__Stated exercise__: Drop the pictures, then extract the listing word for word.

========================

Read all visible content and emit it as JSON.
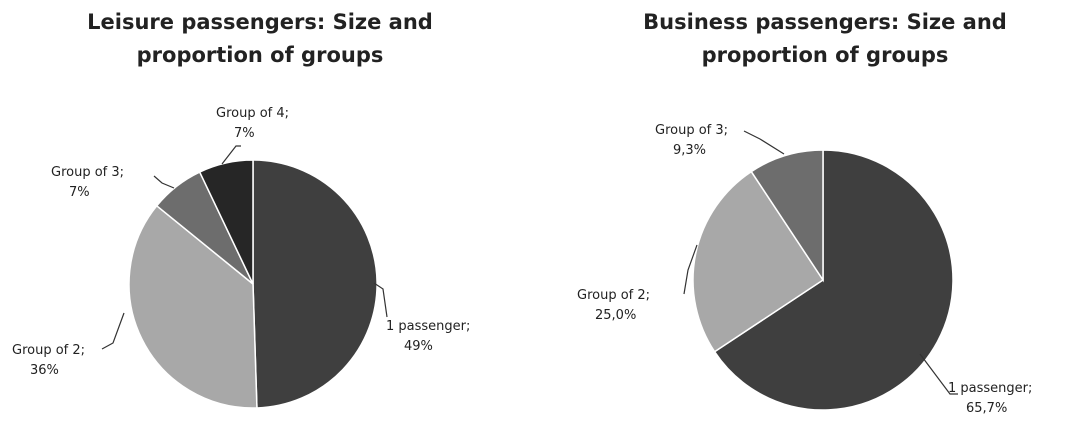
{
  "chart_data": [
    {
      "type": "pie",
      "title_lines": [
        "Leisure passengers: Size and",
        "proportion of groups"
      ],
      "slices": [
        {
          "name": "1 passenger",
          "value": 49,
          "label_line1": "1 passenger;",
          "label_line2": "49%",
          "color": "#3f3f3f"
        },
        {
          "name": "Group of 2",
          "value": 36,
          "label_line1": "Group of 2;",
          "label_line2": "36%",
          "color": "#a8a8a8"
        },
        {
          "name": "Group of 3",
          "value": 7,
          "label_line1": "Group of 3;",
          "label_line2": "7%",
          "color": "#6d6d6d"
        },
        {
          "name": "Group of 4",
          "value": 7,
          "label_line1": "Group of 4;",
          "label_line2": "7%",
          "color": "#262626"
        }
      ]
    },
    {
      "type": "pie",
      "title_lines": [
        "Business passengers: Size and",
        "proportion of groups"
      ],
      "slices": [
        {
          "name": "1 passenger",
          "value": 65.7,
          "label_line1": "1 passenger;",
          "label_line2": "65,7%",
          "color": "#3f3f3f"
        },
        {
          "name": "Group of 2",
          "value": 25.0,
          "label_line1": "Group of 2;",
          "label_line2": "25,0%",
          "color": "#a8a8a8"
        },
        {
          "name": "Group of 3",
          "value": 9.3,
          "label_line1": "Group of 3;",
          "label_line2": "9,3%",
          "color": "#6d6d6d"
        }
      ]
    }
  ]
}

========================

__Result__:
Read all visible content and emit it as JSON.
{
  "chart_data": [
    {
      "type": "pie",
      "title_lines": [
        "Leisure passengers: Size and",
        "proportion of groups"
      ],
      "slices": [
        {
          "name": "1 passenger",
          "value": 49,
          "label_line1": "1 passenger;",
          "label_line2": "49%",
          "color": "#3f3f3f"
        },
        {
          "name": "Group of 2",
          "value": 36,
          "label_line1": "Group of 2;",
          "label_line2": "36%",
          "color": "#a8a8a8"
        },
        {
          "name": "Group of 3",
          "value": 7,
          "label_line1": "Group of 3;",
          "label_line2": "7%",
          "color": "#6d6d6d"
        },
        {
          "name": "Group of 4",
          "value": 7,
          "label_line1": "Group of 4;",
          "label_line2": "7%",
          "color": "#262626"
        }
      ]
    },
    {
      "type": "pie",
      "title_lines": [
        "Business passengers: Size and",
        "proportion of groups"
      ],
      "slices": [
        {
          "name": "1 passenger",
          "value": 65.7,
          "label_line1": "1 passenger;",
          "label_line2": "65,7%",
          "color": "#3f3f3f"
        },
        {
          "name": "Group of 2",
          "value": 25.0,
          "label_line1": "Group of 2;",
          "label_line2": "25,0%",
          "color": "#a8a8a8"
        },
        {
          "name": "Group of 3",
          "value": 9.3,
          "label_line1": "Group of 3;",
          "label_line2": "9,3%",
          "color": "#6d6d6d"
        }
      ]
    }
  ]
}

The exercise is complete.